_Stated problem_
Copy out every record precisely.

_Task material_

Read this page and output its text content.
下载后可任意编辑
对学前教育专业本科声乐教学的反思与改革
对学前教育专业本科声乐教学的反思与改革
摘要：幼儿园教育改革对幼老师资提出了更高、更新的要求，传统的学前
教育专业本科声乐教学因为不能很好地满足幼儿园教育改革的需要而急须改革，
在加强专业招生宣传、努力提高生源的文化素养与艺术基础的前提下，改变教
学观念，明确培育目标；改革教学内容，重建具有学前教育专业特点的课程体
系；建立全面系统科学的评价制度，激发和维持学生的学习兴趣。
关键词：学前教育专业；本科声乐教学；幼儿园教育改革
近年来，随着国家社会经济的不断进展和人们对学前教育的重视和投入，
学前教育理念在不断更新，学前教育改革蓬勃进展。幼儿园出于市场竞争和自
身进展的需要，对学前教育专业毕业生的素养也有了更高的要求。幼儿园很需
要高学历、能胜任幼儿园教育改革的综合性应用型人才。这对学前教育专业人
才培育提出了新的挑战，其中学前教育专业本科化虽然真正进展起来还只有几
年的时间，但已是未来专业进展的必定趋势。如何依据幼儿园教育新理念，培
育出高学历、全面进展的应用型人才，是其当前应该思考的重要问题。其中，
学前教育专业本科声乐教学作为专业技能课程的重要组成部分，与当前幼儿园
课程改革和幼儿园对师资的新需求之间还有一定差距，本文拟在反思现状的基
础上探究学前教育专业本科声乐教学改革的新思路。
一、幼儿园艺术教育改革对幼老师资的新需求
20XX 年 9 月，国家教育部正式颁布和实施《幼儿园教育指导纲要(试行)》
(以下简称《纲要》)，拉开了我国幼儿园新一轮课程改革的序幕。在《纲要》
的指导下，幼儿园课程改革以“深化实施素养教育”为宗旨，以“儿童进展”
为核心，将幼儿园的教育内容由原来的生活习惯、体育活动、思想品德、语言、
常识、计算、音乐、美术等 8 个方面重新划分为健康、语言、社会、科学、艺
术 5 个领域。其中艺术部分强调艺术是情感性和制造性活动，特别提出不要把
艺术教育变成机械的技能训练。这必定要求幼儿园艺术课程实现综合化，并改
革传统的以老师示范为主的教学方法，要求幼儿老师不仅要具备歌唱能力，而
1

_The reply_
Read this page and output its text content.
下载后可任意编辑
对学前教育专业本科声乐教学的反思与改革
对学前教育专业本科声乐教学的反思与改革
摘要：幼儿园教育改革对幼老师资提出了更高、更新的要求，传统的学前
教育专业本科声乐教学因为不能很好地满足幼儿园教育改革的需要而急须改革，
在加强专业招生宣传、努力提高生源的文化素养与艺术基础的前提下，改变教
学观念，明确培育目标；改革教学内容，重建具有学前教育专业特点的课程体
系；建立全面系统科学的评价制度，激发和维持学生的学习兴趣。
关键词：学前教育专业；本科声乐教学；幼儿园教育改革
近年来，随着国家社会经济的不断进展和人们对学前教育的重视和投入，
学前教育理念在不断更新，学前教育改革蓬勃进展。幼儿园出于市场竞争和自
身进展的需要，对学前教育专业毕业生的素养也有了更高的要求。幼儿园很需
要高学历、能胜任幼儿园教育改革的综合性应用型人才。这对学前教育专业人
才培育提出了新的挑战，其中学前教育专业本科化虽然真正进展起来还只有几
年的时间，但已是未来专业进展的必定趋势。如何依据幼儿园教育新理念，培
育出高学历、全面进展的应用型人才，是其当前应该思考的重要问题。其中，
学前教育专业本科声乐教学作为专业技能课程的重要组成部分，与当前幼儿园
课程改革和幼儿园对师资的新需求之间还有一定差距，本文拟在反思现状的基
础上探究学前教育专业本科声乐教学改革的新思路。
一、幼儿园艺术教育改革对幼老师资的新需求
20XX 年 9 月，国家教育部正式颁布和实施《幼儿园教育指导纲要(试行)》
(以下简称《纲要》)，拉开了我国幼儿园新一轮课程改革的序幕。在《纲要》
的指导下，幼儿园课程改革以“深化实施素养教育”为宗旨，以“儿童进展”
为核心，将幼儿园的教育内容由原来的生活习惯、体育活动、思想品德、语言、
常识、计算、音乐、美术等 8 个方面重新划分为健康、语言、社会、科学、艺
术 5 个领域。其中艺术部分强调艺术是情感性和制造性活动，特别提出不要把
艺术教育变成机械的技能训练。这必定要求幼儿园艺术课程实现综合化，并改
革传统的以老师示范为主的教学方法，要求幼儿老师不仅要具备歌唱能力，而
1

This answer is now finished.